Exercise
Retype the records that come next, word for word.

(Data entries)
START

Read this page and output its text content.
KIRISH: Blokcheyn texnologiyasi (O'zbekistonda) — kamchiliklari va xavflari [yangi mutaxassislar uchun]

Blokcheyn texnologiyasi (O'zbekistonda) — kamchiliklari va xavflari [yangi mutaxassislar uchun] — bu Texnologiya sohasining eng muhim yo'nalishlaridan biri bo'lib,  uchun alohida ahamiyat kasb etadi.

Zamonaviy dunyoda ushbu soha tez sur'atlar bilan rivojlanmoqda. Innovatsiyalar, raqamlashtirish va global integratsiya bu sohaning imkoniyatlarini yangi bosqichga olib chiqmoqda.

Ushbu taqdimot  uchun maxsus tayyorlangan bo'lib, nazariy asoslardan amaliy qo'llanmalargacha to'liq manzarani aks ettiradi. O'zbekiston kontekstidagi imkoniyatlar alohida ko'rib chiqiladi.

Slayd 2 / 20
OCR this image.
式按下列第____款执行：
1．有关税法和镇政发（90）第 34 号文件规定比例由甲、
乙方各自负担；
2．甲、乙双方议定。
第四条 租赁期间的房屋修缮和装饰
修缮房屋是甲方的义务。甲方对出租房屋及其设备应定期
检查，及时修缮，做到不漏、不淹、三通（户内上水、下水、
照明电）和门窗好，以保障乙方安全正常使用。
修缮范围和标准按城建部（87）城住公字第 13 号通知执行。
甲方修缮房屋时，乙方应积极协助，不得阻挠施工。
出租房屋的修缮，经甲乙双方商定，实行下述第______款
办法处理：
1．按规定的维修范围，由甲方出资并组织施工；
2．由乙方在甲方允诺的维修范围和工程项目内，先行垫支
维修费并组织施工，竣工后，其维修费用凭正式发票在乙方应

END

Response to the task
Read this page and output its text content.
KIRISH: Blokcheyn texnologiyasi (O'zbekistonda) — kamchiliklari va xavflari [yangi mutaxassislar uchun]

Blokcheyn texnologiyasi (O'zbekistonda) — kamchiliklari va xavflari [yangi mutaxassislar uchun] — bu Texnologiya sohasining eng muhim yo'nalishlaridan biri bo'lib,  uchun alohida ahamiyat kasb etadi.

Zamonaviy dunyoda ushbu soha tez sur'atlar bilan rivojlanmoqda. Innovatsiyalar, raqamlashtirish va global integratsiya bu sohaning imkoniyatlarini yangi bosqichga olib chiqmoqda.

Ushbu taqdimot  uchun maxsus tayyorlangan bo'lib, nazariy asoslardan amaliy qo'llanmalargacha to'liq manzarani aks ettiradi. O'zbekiston kontekstidagi imkoniyatlar alohida ko'rib chiqiladi.

Slayd 2 / 20
OCR this image.
式按下列第____款执行：
1．有关税法和镇政发（90）第 34 号文件规定比例由甲、
乙方各自负担；
2．甲、乙双方议定。
第四条 租赁期间的房屋修缮和装饰
修缮房屋是甲方的义务。甲方对出租房屋及其设备应定期
检查，及时修缮，做到不漏、不淹、三通（户内上水、下水、
照明电）和门窗好，以保障乙方安全正常使用。
修缮范围和标准按城建部（87）城住公字第 13 号通知执行。
甲方修缮房屋时，乙方应积极协助，不得阻挠施工。
出租房屋的修缮，经甲乙双方商定，实行下述第______款
办法处理：
1．按规定的维修范围，由甲方出资并组织施工；
2．由乙方在甲方允诺的维修范围和工程项目内，先行垫支
维修费并组织施工，竣工后，其维修费用凭正式发票在乙方应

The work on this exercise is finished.